What the task asks: Reproduce all of the data that follows, character for character.

Data for this task:
______
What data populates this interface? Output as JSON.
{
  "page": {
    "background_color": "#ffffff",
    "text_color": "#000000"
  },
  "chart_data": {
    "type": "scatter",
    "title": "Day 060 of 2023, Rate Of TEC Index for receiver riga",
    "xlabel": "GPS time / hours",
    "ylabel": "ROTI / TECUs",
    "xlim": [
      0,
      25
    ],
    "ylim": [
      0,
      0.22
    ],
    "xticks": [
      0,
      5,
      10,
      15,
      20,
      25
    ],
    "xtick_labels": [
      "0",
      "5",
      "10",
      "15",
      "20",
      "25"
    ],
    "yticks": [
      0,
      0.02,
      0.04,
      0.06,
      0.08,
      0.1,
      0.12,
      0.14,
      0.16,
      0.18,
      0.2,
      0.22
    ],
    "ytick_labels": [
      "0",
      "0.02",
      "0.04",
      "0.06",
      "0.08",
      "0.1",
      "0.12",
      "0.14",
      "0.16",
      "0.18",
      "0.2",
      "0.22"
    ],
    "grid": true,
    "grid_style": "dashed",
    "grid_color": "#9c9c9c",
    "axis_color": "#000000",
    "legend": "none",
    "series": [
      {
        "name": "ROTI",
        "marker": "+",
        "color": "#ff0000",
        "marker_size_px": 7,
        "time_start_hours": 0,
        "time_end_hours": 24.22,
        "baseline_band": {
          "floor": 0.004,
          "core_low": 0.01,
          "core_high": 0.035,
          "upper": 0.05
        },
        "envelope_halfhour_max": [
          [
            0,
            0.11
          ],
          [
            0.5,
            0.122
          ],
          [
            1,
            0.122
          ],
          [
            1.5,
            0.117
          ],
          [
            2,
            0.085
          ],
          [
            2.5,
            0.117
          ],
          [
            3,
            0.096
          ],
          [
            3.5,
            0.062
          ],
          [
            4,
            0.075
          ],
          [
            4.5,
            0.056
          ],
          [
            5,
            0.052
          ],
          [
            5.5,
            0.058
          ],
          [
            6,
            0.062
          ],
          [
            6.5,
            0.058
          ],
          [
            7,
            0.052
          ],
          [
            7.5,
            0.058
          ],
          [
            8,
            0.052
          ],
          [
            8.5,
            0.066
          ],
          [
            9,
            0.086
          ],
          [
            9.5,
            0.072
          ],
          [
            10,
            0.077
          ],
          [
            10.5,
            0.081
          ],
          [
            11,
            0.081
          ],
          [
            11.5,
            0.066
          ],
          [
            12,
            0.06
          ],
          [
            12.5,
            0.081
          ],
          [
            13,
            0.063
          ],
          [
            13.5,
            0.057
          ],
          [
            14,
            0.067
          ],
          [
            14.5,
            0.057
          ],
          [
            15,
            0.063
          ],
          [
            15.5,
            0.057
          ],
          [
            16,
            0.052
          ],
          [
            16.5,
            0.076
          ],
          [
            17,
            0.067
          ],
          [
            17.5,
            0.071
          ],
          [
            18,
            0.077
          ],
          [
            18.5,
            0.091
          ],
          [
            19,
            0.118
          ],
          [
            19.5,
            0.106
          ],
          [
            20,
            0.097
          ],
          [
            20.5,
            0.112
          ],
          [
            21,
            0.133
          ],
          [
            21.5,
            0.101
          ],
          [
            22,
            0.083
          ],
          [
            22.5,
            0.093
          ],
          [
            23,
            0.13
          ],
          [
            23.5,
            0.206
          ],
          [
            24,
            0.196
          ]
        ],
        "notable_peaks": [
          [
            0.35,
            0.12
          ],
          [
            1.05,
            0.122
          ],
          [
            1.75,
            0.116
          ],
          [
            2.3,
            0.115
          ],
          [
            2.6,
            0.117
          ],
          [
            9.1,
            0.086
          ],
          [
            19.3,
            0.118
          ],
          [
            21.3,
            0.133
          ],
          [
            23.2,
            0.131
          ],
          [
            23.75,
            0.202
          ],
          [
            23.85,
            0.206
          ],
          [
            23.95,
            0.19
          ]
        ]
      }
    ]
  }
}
______
Result for this exercise:
What data populates this interface? Output as JSON.
{
  "page": {
    "background_color": "#ffffff",
    "text_color": "#000000"
  },
  "chart_data": {
    "type": "scatter",
    "title": "Day 060 of 2023, Rate Of TEC Index for receiver riga",
    "xlabel": "GPS time / hours",
    "ylabel": "ROTI / TECUs",
    "xlim": [
      0,
      25
    ],
    "ylim": [
      0,
      0.22
    ],
    "xticks": [
      0,
      5,
      10,
      15,
      20,
      25
    ],
    "xtick_labels": [
      "0",
      "5",
      "10",
      "15",
      "20",
      "25"
    ],
    "yticks": [
      0,
      0.02,
      0.04,
      0.06,
      0.08,
      0.1,
      0.12,
      0.14,
      0.16,
      0.18,
      0.2,
      0.22
    ],
    "ytick_labels": [
      "0",
      "0.02",
      "0.04",
      "0.06",
      "0.08",
      "0.1",
      "0.12",
      "0.14",
      "0.16",
      "0.18",
      "0.2",
      "0.22"
    ],
    "grid": true,
    "grid_style": "dashed",
    "grid_color": "#9c9c9c",
    "axis_color": "#000000",
    "legend": "none",
    "series": [
      {
        "name": "ROTI",
        "marker": "+",
        "color": "#ff0000",
        "marker_size_px": 7,
        "time_start_hours": 0,
        "time_end_hours": 24.22,
        "baseline_band": {
          "floor": 0.004,
          "core_low": 0.01,
          "core_high": 0.035,
          "upper": 0.05
        },
        "envelope_halfhour_max": [
          [
            0,
            0.11
          ],
          [
            0.5,
            0.122
          ],
          [
            1,
            0.122
          ],
          [
            1.5,
            0.117
          ],
          [
            2,
            0.085
          ],
          [
            2.5,
            0.117
          ],
          [
            3,
            0.096
          ],
          [
            3.5,
            0.062
          ],
          [
            4,
            0.075
          ],
          [
            4.5,
            0.056
          ],
          [
            5,
            0.052
          ],
          [
            5.5,
            0.058
          ],
          [
            6,
            0.062
          ],
          [
            6.5,
            0.058
          ],
          [
            7,
            0.052
          ],
          [
            7.5,
            0.058
          ],
          [
            8,
            0.052
          ],
          [
            8.5,
            0.066
          ],
          [
            9,
            0.086
          ],
          [
            9.5,
            0.072
          ],
          [
            10,
            0.077
          ],
          [
            10.5,
            0.081
          ],
          [
            11,
            0.081
          ],
          [
            11.5,
            0.066
          ],
          [
            12,
            0.06
          ],
          [
            12.5,
            0.081
          ],
          [
            13,
            0.063
          ],
          [
            13.5,
            0.057
          ],
          [
            14,
            0.067
          ],
          [
            14.5,
            0.057
          ],
          [
            15,
            0.063
          ],
          [
            15.5,
            0.057
          ],
          [
            16,
            0.052
          ],
          [
            16.5,
            0.076
          ],
          [
            17,
            0.067
          ],
          [
            17.5,
            0.071
          ],
          [
            18,
            0.077
          ],
          [
            18.5,
            0.091
          ],
          [
            19,
            0.118
          ],
          [
            19.5,
            0.106
          ],
          [
            20,
            0.097
          ],
          [
            20.5,
            0.112
          ],
          [
            21,
            0.133
          ],
          [
            21.5,
            0.101
          ],
          [
            22,
            0.083
          ],
          [
            22.5,
            0.093
          ],
          [
            23,
            0.13
          ],
          [
            23.5,
            0.206
          ],
          [
            24,
            0.196
          ]
        ],
        "notable_peaks": [
          [
            0.35,
            0.12
          ],
          [
            1.05,
            0.122
          ],
          [
            1.75,
            0.116
          ],
          [
            2.3,
            0.115
          ],
          [
            2.6,
            0.117
          ],
          [
            9.1,
            0.086
          ],
          [
            19.3,
            0.118
          ],
          [
            21.3,
            0.133
          ],
          [
            23.2,
            0.131
          ],
          [
            23.75,
            0.202
          ],
          [
            23.85,
            0.206
          ],
          [
            23.95,
            0.19
          ]
        ]
      }
    ]
  }
}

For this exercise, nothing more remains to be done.